**Challenge:**
Copy each line in the data that includes the word "Photoshop".
# # # #
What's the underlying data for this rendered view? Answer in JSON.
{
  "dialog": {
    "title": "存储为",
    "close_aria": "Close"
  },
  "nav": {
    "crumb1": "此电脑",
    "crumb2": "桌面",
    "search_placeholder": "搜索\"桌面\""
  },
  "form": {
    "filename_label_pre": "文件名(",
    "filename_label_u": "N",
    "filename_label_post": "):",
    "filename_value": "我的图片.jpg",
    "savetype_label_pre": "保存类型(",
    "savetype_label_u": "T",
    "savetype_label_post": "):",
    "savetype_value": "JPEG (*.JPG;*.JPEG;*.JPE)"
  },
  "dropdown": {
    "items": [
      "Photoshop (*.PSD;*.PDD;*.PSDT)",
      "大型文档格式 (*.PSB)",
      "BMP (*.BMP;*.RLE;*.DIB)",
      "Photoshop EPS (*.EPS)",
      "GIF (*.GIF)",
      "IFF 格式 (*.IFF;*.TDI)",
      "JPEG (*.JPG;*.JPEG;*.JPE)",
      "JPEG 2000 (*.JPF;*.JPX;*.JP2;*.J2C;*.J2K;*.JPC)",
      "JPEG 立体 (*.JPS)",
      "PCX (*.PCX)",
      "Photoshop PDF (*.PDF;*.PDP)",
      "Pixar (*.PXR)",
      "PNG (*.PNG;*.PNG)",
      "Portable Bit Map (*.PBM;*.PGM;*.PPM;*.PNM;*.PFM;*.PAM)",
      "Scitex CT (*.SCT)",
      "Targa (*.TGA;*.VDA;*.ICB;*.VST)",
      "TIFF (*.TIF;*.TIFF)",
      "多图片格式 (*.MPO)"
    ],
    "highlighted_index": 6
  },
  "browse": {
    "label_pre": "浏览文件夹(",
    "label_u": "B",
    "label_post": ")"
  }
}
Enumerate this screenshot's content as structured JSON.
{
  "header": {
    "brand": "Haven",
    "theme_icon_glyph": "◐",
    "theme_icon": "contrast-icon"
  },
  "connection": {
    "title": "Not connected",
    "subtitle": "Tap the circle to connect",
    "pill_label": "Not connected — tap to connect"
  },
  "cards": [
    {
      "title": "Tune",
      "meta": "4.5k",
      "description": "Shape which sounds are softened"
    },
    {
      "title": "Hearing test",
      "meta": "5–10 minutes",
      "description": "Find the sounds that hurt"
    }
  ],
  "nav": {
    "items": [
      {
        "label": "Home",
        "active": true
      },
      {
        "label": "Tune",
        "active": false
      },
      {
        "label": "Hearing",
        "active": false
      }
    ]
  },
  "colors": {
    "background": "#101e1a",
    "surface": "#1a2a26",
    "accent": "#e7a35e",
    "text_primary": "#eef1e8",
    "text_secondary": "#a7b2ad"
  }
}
# # # #
**Task response:**
      "Photoshop (*.PSD;*.PDD;*.PSDT)",
      "Photoshop EPS (*.EPS)",
      "Photoshop PDF (*.PDF;*.PDP)",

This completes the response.